Identify every line in the records below that contains the word "JSON", and copy each of those lines.

---------- DATA ENTRIES ----------

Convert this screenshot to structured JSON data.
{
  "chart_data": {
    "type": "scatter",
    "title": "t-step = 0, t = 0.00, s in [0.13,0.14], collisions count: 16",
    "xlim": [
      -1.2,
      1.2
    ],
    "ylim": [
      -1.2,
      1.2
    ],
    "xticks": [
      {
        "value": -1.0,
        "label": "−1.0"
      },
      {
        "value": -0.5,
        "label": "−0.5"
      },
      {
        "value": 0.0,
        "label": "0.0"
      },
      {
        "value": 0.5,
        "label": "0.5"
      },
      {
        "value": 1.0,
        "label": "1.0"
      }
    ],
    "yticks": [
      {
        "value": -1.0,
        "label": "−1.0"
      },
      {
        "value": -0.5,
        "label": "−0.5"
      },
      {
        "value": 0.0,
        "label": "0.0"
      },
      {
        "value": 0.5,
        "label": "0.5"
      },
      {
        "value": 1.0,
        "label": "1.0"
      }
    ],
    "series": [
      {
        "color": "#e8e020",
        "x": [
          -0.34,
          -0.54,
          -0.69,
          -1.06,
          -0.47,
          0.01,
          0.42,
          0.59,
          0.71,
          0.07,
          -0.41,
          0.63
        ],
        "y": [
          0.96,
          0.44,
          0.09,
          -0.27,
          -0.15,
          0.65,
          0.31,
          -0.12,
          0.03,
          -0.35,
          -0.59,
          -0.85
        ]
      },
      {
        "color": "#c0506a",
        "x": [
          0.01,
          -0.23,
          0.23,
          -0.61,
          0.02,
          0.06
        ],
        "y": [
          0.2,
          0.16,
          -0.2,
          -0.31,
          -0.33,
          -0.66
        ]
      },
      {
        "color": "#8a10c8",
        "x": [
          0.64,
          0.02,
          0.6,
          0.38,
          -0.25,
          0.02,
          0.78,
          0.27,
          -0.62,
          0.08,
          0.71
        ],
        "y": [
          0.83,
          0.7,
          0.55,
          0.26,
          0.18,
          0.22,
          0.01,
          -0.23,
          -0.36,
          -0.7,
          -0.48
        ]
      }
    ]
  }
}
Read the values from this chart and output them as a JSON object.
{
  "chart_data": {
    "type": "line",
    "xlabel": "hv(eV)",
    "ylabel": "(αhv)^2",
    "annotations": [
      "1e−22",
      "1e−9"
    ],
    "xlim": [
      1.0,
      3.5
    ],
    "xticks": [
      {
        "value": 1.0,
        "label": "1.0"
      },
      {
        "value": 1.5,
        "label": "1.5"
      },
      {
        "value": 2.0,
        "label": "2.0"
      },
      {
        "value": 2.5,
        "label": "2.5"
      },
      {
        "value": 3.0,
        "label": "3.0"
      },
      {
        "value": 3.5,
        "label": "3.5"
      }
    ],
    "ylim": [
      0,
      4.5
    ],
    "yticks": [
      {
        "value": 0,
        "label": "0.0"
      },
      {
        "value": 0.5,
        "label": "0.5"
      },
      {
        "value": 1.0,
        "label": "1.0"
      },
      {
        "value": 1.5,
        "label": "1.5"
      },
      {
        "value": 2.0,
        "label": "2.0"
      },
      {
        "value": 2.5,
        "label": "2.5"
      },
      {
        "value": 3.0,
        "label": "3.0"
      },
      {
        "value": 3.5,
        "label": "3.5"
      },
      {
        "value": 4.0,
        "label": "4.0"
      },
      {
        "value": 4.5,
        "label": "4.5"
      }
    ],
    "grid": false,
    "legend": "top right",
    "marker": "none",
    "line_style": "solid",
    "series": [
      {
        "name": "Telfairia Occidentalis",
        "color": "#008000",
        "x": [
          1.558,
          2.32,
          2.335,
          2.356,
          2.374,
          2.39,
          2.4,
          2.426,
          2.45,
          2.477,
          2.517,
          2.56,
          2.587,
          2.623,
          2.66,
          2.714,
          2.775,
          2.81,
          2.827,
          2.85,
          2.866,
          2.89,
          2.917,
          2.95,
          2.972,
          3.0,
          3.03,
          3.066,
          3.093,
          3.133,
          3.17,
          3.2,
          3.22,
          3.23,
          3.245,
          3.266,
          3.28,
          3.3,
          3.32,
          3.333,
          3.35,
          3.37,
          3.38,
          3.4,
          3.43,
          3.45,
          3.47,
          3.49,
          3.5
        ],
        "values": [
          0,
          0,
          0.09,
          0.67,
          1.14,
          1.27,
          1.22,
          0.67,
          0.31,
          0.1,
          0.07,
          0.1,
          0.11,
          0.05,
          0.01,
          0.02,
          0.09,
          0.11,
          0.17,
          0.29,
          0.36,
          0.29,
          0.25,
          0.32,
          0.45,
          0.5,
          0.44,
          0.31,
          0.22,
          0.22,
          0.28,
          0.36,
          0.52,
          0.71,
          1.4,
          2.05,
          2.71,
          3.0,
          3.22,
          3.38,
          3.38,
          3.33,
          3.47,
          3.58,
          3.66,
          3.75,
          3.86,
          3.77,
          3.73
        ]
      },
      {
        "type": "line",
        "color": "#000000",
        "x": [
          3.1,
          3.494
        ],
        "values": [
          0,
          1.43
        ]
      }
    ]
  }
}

----------

REPLY TO THE EXERCISE =
Convert this screenshot to structured JSON data.
Read the values from this chart and output them as a JSON object.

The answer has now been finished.